━━ INPUT FOR THIS TASK ━━

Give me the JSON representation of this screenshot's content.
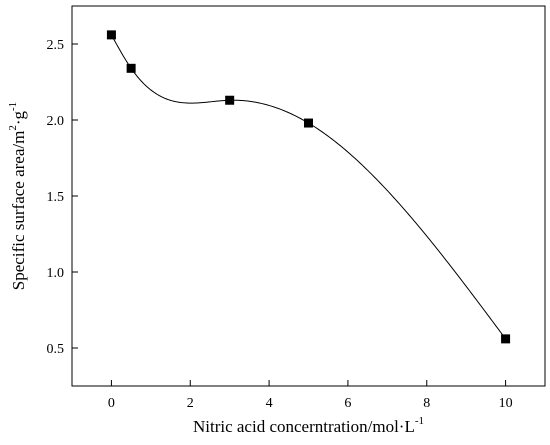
{
  "chart_data": {
    "type": "scatter",
    "title": "",
    "xlabel": "Nitric acid concerntration/mol·L",
    "xlabel_sup": "-1",
    "ylabel_parts": [
      "Specific surface area/m",
      "2",
      "·g",
      "-1"
    ],
    "xlim": [
      -1,
      11
    ],
    "ylim": [
      0.25,
      2.75
    ],
    "xticks": [
      0,
      2,
      4,
      6,
      8,
      10
    ],
    "xtick_labels": [
      "0",
      "2",
      "4",
      "6",
      "8",
      "10"
    ],
    "yticks": [
      0.5,
      1.0,
      1.5,
      2.0,
      2.5
    ],
    "ytick_labels": [
      "0.5",
      "1.0",
      "1.5",
      "2.0",
      "2.5"
    ],
    "grid": false,
    "series": [
      {
        "x": [
          0,
          0.5,
          3,
          5,
          10
        ],
        "y": [
          2.56,
          2.34,
          2.13,
          1.98,
          0.56
        ],
        "marker": "square",
        "fit_curve": true
      }
    ],
    "colors": {
      "axis": "#000000",
      "marker": "#000000",
      "curve": "#000000"
    }
  }
}
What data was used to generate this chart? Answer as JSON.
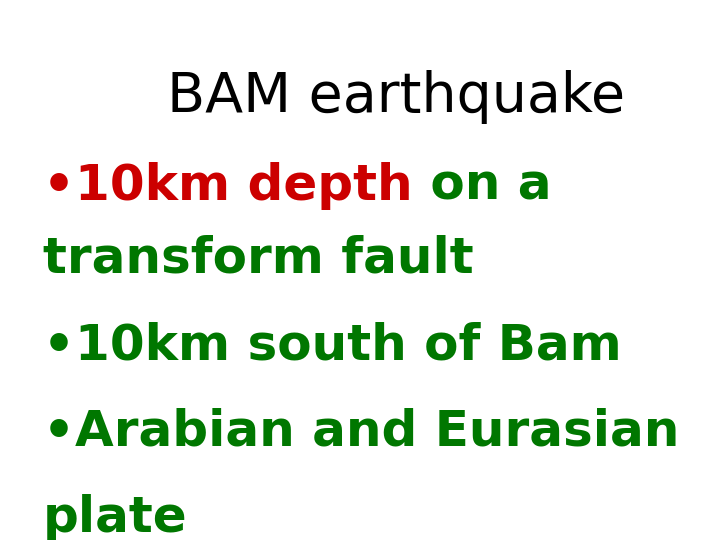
{
  "title": "BAM earthquake",
  "title_color": "#000000",
  "title_fontsize": 40,
  "title_weight": "normal",
  "bullet_red_text": "•10km depth",
  "bullet_green_suffix": " on a",
  "line2": "transform fault",
  "bullet2": "•10km south of Bam",
  "bullet3_line1": "•Arabian and Eurasian",
  "bullet3_line2": "plate",
  "color_red": "#cc0000",
  "color_green": "#007700",
  "bullet_fontsize": 36,
  "bullet_weight": "bold",
  "background_color": "#ffffff",
  "fig_width": 7.2,
  "fig_height": 5.4,
  "dpi": 100
}
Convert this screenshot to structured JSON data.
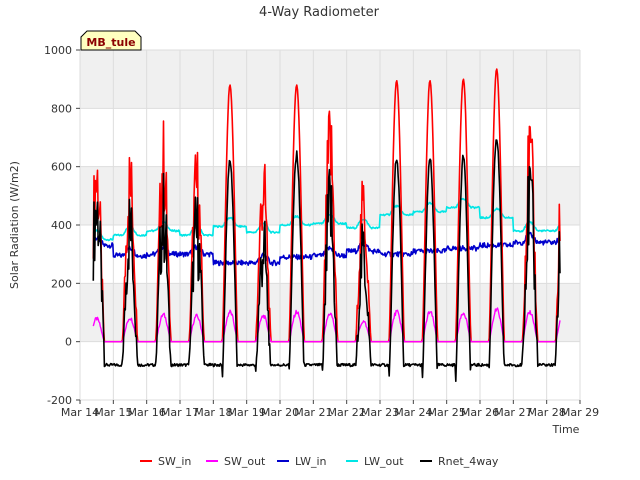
{
  "chart_data": {
    "type": "line",
    "title": "4-Way Radiometer",
    "xlabel": "Time",
    "ylabel": "Solar Radiation (W/m2)",
    "site_label": "MB_tule",
    "ylim": [
      -200,
      1000
    ],
    "yticks": [
      -200,
      0,
      200,
      400,
      600,
      800,
      1000
    ],
    "xlim": [
      14,
      29
    ],
    "xticks": [
      {
        "x": 14,
        "label": "Mar 14"
      },
      {
        "x": 15,
        "label": "Mar 15"
      },
      {
        "x": 16,
        "label": "Mar 16"
      },
      {
        "x": 17,
        "label": "Mar 17"
      },
      {
        "x": 18,
        "label": "Mar 18"
      },
      {
        "x": 19,
        "label": "Mar 19"
      },
      {
        "x": 20,
        "label": "Mar 20"
      },
      {
        "x": 21,
        "label": "Mar 21"
      },
      {
        "x": 22,
        "label": "Mar 22"
      },
      {
        "x": 23,
        "label": "Mar 23"
      },
      {
        "x": 24,
        "label": "Mar 24"
      },
      {
        "x": 25,
        "label": "Mar 25"
      },
      {
        "x": 26,
        "label": "Mar 26"
      },
      {
        "x": 27,
        "label": "Mar 27"
      },
      {
        "x": 28,
        "label": "Mar 28"
      },
      {
        "x": 29,
        "label": "Mar 29"
      }
    ],
    "grid": true,
    "legend_position": "bottom",
    "series": [
      {
        "name": "SW_in",
        "color": "#ff0000",
        "daily_peak": [
          720,
          695,
          780,
          690,
          880,
          665,
          880,
          850,
          580,
          895,
          895,
          900,
          935,
          800
        ]
      },
      {
        "name": "SW_out",
        "color": "#ff00ff",
        "daily_peak": [
          85,
          88,
          100,
          95,
          110,
          95,
          110,
          105,
          75,
          110,
          110,
          108,
          118,
          110
        ]
      },
      {
        "name": "LW_in",
        "color": "#0000cc",
        "daily_mean": [
          330,
          295,
          300,
          300,
          270,
          270,
          290,
          295,
          310,
          300,
          310,
          320,
          330,
          340
        ]
      },
      {
        "name": "LW_out",
        "color": "#00e5e5",
        "daily_peak": [
          380,
          395,
          410,
          395,
          425,
          405,
          430,
          435,
          420,
          465,
          475,
          490,
          455,
          410
        ]
      },
      {
        "name": "Rnet_4way",
        "color": "#000000",
        "daily_peak": [
          610,
          490,
          550,
          500,
          615,
          520,
          615,
          600,
          420,
          630,
          640,
          650,
          680,
          520
        ],
        "night_value": -80
      }
    ],
    "x_start": 14.4,
    "x_end": 28.4
  }
}
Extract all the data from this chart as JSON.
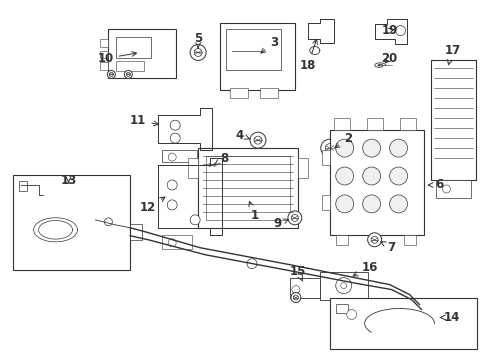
{
  "bg_color": "#ffffff",
  "line_color": "#333333",
  "label_color": "#111111",
  "figsize": [
    4.89,
    3.6
  ],
  "dpi": 100
}
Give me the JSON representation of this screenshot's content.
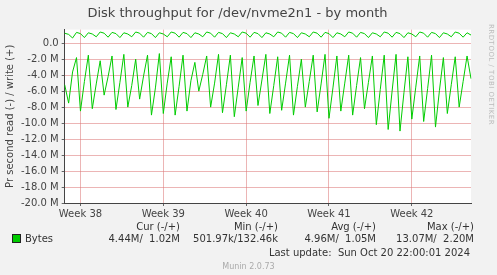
{
  "chart_data": {
    "type": "line",
    "title": "Disk throughput for /dev/nvme2n1 - by month",
    "y_label": "Pr second read (-) / write (+)",
    "categories": [
      null,
      null,
      null,
      null,
      "Week 38",
      null,
      null,
      null,
      null,
      null,
      null,
      null,
      null,
      null,
      null,
      null,
      null,
      null,
      null,
      null,
      null,
      null,
      null,
      null,
      null,
      "Week 39",
      null,
      null,
      null,
      null,
      null,
      null,
      null,
      null,
      null,
      null,
      null,
      null,
      null,
      null,
      null,
      null,
      null,
      null,
      null,
      null,
      "Week 40",
      null,
      null,
      null,
      null,
      null,
      null,
      null,
      null,
      null,
      null,
      null,
      null,
      null,
      null,
      null,
      null,
      null,
      null,
      null,
      null,
      "Week 41",
      null,
      null,
      null,
      null,
      null,
      null,
      null,
      null,
      null,
      null,
      null,
      null,
      null,
      null,
      null,
      null,
      null,
      null,
      null,
      null,
      "Week 42",
      null,
      null,
      null,
      null,
      null,
      null,
      null,
      null,
      null,
      null,
      null,
      null,
      null,
      null,
      null
    ],
    "series": [
      {
        "name": "Bytes",
        "color": "#00cc00",
        "values": [
          -5200000,
          -7500000,
          -3600000,
          -1800000,
          -8500000,
          -4800000,
          -1500000,
          -8200000,
          -5100000,
          -2200000,
          -6500000,
          -4200000,
          -1600000,
          -8300000,
          -4900000,
          -1400000,
          -8000000,
          -5300000,
          -2000000,
          -7000000,
          -4100000,
          -1500000,
          -9000000,
          -5600000,
          -1300000,
          -8800000,
          -5000000,
          -1700000,
          -9000000,
          -5400000,
          -1500000,
          -8500000,
          -4700000,
          -2400000,
          -6000000,
          -3900000,
          -1600000,
          -8000000,
          -5000000,
          -1400000,
          -8700000,
          -5200000,
          -1500000,
          -9200000,
          -5500000,
          -1800000,
          -8500000,
          -4900000,
          -1600000,
          -7800000,
          -4600000,
          -1400000,
          -8800000,
          -5300000,
          -1700000,
          -8400000,
          -5000000,
          -1500000,
          -9000000,
          -5400000,
          -2000000,
          -8000000,
          -4800000,
          -1500000,
          -8600000,
          -5100000,
          -1400000,
          -9400000,
          -5600000,
          -1600000,
          -8500000,
          -5000000,
          -1500000,
          -9000000,
          -5300000,
          -1800000,
          -8200000,
          -4900000,
          -1600000,
          -10200000,
          -5800000,
          -1500000,
          -10800000,
          -6000000,
          -1400000,
          -11000000,
          -6200000,
          -1700000,
          -9500000,
          -5500000,
          -1600000,
          -9800000,
          -5700000,
          -1500000,
          -10500000,
          -5900000,
          -1800000,
          -8800000,
          -5200000,
          -1700000,
          -8000000,
          -4800000,
          -1600000,
          -4440000
        ]
      },
      {
        "name": "Bytes",
        "color": "#00cc00",
        "values": [
          1250000,
          1100000,
          650000,
          1350000,
          1200000,
          700000,
          1300000,
          1150000,
          800000,
          1400000,
          1250000,
          750000,
          1350000,
          1200000,
          700000,
          1300000,
          1150000,
          800000,
          1400000,
          1250000,
          750000,
          1350000,
          1200000,
          700000,
          1300000,
          1150000,
          800000,
          1400000,
          1250000,
          750000,
          1350000,
          1200000,
          700000,
          1300000,
          1150000,
          800000,
          1400000,
          1250000,
          750000,
          1350000,
          1200000,
          700000,
          1300000,
          1150000,
          800000,
          1400000,
          1250000,
          750000,
          1350000,
          1200000,
          700000,
          1300000,
          1150000,
          800000,
          1400000,
          1250000,
          750000,
          1350000,
          1200000,
          700000,
          1300000,
          1150000,
          800000,
          1400000,
          1250000,
          750000,
          1350000,
          1200000,
          700000,
          1300000,
          1150000,
          800000,
          1400000,
          1250000,
          750000,
          1350000,
          1200000,
          700000,
          1300000,
          1150000,
          800000,
          1400000,
          1250000,
          750000,
          1350000,
          1200000,
          700000,
          1300000,
          1150000,
          800000,
          1400000,
          1250000,
          750000,
          1350000,
          1200000,
          700000,
          1300000,
          1150000,
          800000,
          1400000,
          1250000,
          750000,
          1300000,
          1020000
        ]
      }
    ],
    "ylim": [
      -20000000,
      1700000
    ],
    "yticks": [
      {
        "value": 0,
        "label": "0.0"
      },
      {
        "value": -2000000,
        "label": "-2.0 M"
      },
      {
        "value": -4000000,
        "label": "-4.0 M"
      },
      {
        "value": -6000000,
        "label": "-6.0 M"
      },
      {
        "value": -8000000,
        "label": "-8.0 M"
      },
      {
        "value": -10000000,
        "label": "-10.0 M"
      },
      {
        "value": -12000000,
        "label": "-12.0 M"
      },
      {
        "value": -14000000,
        "label": "-14.0 M"
      },
      {
        "value": -16000000,
        "label": "-16.0 M"
      },
      {
        "value": -18000000,
        "label": "-18.0 M"
      },
      {
        "value": -20000000,
        "label": "-20.0 M"
      }
    ],
    "grid": true,
    "stats": {
      "columns": [
        "Cur (-/+)",
        "Min (-/+)",
        "Avg (-/+)",
        "Max (-/+)"
      ],
      "rows": [
        {
          "name": "Bytes",
          "values": [
            "4.44M/  1.02M",
            "501.97k/132.46k",
            "4.96M/  1.05M",
            "13.07M/  2.20M"
          ]
        }
      ]
    },
    "footer": "Last update:  Sun Oct 20 22:00:01 2024",
    "credit": "Munin 2.0.73",
    "side_text": "RRDTOOL / TOBI OETIKER"
  }
}
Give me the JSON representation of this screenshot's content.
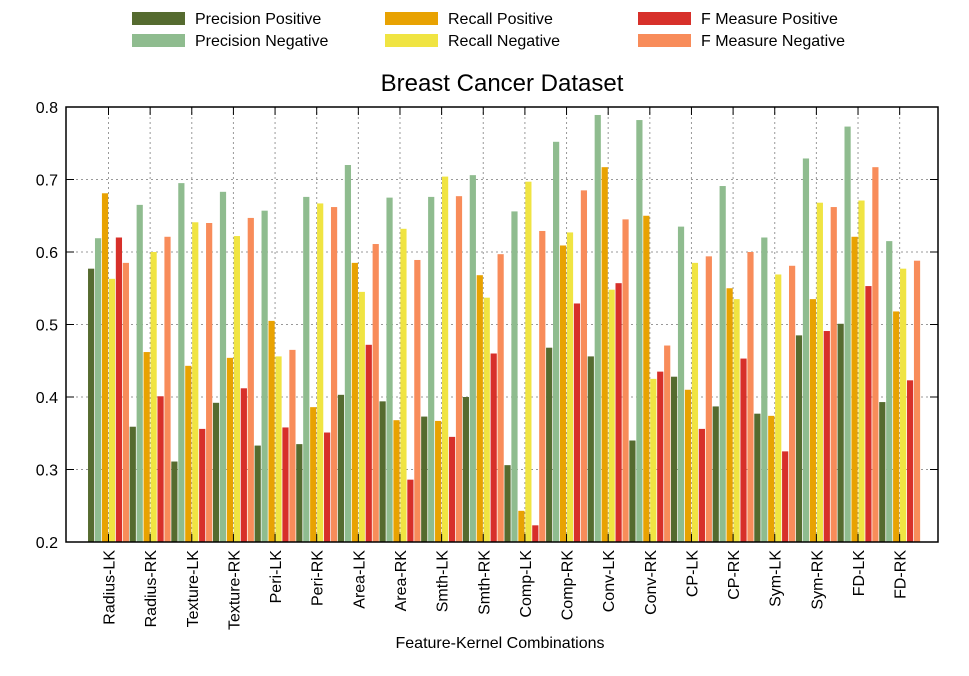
{
  "chart_data": {
    "type": "bar",
    "title": "Breast Cancer Dataset",
    "xlabel": "Feature-Kernel Combinations",
    "ylabel": "",
    "ylim": [
      0.2,
      0.8
    ],
    "yticks": [
      "0.2",
      "0.3",
      "0.4",
      "0.5",
      "0.6",
      "0.7",
      "0.8"
    ],
    "grid": true,
    "legend_position": "top",
    "categories": [
      "Radius-LK",
      "Radius-RK",
      "Texture-LK",
      "Texture-RK",
      "Peri-LK",
      "Peri-RK",
      "Area-LK",
      "Area-RK",
      "Smth-LK",
      "Smth-RK",
      "Comp-LK",
      "Comp-RK",
      "Conv-LK",
      "Conv-RK",
      "CP-LK",
      "CP-RK",
      "Sym-LK",
      "Sym-RK",
      "FD-LK",
      "FD-RK"
    ],
    "series": [
      {
        "name": "Precision Positive",
        "color": "#556b2f",
        "values": [
          0.577,
          0.359,
          0.311,
          0.392,
          0.333,
          0.335,
          0.403,
          0.394,
          0.373,
          0.4,
          0.306,
          0.468,
          0.456,
          0.34,
          0.428,
          0.387,
          0.377,
          0.485,
          0.501,
          0.393
        ]
      },
      {
        "name": "Precision Negative",
        "color": "#8fbc8f",
        "values": [
          0.619,
          0.665,
          0.695,
          0.683,
          0.657,
          0.676,
          0.72,
          0.675,
          0.676,
          0.706,
          0.656,
          0.752,
          0.789,
          0.782,
          0.635,
          0.691,
          0.62,
          0.729,
          0.773,
          0.615
        ]
      },
      {
        "name": "Recall Positive",
        "color": "#e8a202",
        "values": [
          0.681,
          0.462,
          0.443,
          0.454,
          0.505,
          0.386,
          0.585,
          0.368,
          0.367,
          0.568,
          0.243,
          0.609,
          0.717,
          0.65,
          0.41,
          0.55,
          0.374,
          0.535,
          0.621,
          0.518
        ]
      },
      {
        "name": "Recall Negative",
        "color": "#f0e442",
        "values": [
          0.563,
          0.6,
          0.641,
          0.622,
          0.456,
          0.667,
          0.545,
          0.632,
          0.704,
          0.537,
          0.697,
          0.627,
          0.548,
          0.425,
          0.585,
          0.535,
          0.569,
          0.668,
          0.671,
          0.577
        ]
      },
      {
        "name": "F Measure Positive",
        "color": "#d7302a",
        "values": [
          0.62,
          0.401,
          0.356,
          0.412,
          0.358,
          0.351,
          0.472,
          0.286,
          0.345,
          0.46,
          0.223,
          0.529,
          0.557,
          0.435,
          0.356,
          0.453,
          0.325,
          0.491,
          0.553,
          0.423
        ]
      },
      {
        "name": "F Measure Negative",
        "color": "#f88c5a",
        "values": [
          0.585,
          0.621,
          0.64,
          0.647,
          0.465,
          0.662,
          0.611,
          0.589,
          0.677,
          0.597,
          0.629,
          0.685,
          0.645,
          0.471,
          0.594,
          0.6,
          0.581,
          0.662,
          0.717,
          0.588
        ]
      }
    ]
  }
}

━━━

◆ CHALLENGE ◆
Which lines of the data above contain "Positive"? Copy each one.

◆ EXPECTED ANSWER ◆
        "name": "Precision Positive",
        "name": "Recall Positive",
        "name": "F Measure Positive",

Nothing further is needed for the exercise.